--- Start EXERCISE MATERIALS ---

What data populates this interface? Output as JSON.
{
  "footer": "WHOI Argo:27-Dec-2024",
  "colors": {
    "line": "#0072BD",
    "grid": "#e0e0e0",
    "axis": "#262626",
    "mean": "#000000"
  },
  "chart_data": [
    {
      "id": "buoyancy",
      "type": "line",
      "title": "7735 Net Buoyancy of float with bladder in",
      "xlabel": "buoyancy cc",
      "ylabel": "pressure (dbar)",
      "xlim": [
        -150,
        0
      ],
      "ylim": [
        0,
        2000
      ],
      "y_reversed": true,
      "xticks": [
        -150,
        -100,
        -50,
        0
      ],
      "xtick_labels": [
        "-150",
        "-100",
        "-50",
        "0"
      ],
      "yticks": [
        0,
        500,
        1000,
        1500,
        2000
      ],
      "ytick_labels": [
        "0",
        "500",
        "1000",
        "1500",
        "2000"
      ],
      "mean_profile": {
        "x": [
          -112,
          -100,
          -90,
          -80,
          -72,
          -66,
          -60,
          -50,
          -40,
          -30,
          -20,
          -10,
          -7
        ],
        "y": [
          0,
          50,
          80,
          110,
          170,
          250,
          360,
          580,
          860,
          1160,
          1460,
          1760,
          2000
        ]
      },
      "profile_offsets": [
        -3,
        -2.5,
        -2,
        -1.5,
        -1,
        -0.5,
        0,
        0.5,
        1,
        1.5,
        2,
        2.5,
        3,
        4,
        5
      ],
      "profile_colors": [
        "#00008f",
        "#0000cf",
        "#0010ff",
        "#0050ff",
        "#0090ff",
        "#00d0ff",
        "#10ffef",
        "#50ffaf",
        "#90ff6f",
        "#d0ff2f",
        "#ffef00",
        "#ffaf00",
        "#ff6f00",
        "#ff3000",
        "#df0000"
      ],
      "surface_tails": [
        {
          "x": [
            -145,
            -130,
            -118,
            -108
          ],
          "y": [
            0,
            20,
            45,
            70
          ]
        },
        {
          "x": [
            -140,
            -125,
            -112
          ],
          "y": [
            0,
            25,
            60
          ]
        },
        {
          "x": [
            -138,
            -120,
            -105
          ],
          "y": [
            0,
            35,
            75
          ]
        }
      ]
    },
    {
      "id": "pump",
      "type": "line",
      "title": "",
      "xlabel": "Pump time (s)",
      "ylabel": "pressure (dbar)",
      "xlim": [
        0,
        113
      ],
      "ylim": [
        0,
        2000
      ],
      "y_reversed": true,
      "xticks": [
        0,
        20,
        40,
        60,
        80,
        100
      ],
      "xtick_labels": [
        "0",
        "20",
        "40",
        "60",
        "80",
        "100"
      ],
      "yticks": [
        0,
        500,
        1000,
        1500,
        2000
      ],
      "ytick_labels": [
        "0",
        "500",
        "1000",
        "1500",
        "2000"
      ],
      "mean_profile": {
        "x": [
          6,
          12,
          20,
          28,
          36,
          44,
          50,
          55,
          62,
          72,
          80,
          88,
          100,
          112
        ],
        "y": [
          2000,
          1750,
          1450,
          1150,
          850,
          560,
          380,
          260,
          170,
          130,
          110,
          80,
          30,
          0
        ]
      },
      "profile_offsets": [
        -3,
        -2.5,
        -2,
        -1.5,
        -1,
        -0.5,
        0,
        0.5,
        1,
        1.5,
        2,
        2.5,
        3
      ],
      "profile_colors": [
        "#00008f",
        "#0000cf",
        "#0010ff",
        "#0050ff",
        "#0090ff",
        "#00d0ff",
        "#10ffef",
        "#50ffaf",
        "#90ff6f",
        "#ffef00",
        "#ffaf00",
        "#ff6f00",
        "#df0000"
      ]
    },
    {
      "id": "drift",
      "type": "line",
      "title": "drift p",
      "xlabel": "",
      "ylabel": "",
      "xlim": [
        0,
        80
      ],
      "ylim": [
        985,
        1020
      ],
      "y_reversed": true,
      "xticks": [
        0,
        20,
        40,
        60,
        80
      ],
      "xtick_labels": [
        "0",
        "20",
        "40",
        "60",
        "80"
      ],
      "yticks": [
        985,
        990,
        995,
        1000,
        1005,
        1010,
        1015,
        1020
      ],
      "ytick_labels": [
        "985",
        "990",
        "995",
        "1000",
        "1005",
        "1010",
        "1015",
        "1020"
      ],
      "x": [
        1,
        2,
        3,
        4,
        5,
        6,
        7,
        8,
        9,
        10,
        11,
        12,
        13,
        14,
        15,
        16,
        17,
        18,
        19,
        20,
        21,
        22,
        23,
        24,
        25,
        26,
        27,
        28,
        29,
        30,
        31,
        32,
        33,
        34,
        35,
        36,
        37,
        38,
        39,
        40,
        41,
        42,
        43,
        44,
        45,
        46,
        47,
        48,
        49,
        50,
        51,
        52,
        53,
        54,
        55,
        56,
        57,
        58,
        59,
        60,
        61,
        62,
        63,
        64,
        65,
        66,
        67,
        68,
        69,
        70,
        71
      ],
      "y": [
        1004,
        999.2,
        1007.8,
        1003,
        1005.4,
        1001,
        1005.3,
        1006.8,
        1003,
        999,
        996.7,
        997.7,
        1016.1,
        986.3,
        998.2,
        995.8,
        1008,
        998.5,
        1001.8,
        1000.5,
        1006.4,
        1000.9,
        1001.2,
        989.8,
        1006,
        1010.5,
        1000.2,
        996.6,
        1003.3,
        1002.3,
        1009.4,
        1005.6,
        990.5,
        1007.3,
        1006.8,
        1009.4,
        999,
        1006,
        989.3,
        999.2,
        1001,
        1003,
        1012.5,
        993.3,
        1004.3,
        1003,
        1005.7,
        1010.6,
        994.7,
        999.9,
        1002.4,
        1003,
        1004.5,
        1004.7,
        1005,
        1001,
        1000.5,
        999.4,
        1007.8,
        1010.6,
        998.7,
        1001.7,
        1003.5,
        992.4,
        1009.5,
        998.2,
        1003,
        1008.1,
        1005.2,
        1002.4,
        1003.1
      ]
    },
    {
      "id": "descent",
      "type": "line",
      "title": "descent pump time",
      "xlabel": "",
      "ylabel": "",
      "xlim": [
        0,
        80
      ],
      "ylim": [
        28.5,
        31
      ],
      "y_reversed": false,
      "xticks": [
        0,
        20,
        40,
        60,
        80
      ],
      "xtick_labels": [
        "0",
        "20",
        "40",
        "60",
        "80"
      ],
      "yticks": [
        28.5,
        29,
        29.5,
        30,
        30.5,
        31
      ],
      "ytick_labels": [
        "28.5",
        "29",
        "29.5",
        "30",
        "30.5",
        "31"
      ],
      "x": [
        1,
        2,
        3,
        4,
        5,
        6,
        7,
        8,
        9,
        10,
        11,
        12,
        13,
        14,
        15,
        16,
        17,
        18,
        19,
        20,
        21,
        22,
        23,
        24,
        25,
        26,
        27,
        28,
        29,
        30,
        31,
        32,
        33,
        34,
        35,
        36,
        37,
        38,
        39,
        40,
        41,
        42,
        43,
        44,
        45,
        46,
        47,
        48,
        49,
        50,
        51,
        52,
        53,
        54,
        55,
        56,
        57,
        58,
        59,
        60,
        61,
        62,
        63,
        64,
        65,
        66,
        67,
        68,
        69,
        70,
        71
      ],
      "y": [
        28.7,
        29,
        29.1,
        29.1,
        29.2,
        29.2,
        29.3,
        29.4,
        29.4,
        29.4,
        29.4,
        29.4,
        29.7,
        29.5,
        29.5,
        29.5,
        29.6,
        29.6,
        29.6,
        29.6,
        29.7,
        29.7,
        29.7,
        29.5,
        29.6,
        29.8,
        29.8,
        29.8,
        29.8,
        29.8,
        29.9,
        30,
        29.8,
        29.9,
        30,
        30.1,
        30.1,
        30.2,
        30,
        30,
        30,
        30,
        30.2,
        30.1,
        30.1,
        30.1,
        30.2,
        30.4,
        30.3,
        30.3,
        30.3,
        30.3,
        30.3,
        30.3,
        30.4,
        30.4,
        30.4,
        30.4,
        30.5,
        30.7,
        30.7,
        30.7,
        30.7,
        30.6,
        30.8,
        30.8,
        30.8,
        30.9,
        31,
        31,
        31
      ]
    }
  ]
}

--- End EXERCISE MATERIALS ---

EXERCISE DETAILS -
Tell how many lines in the material contain the word "xlabel". Only the number is wanted.

PROBLEM SOLUTION -
4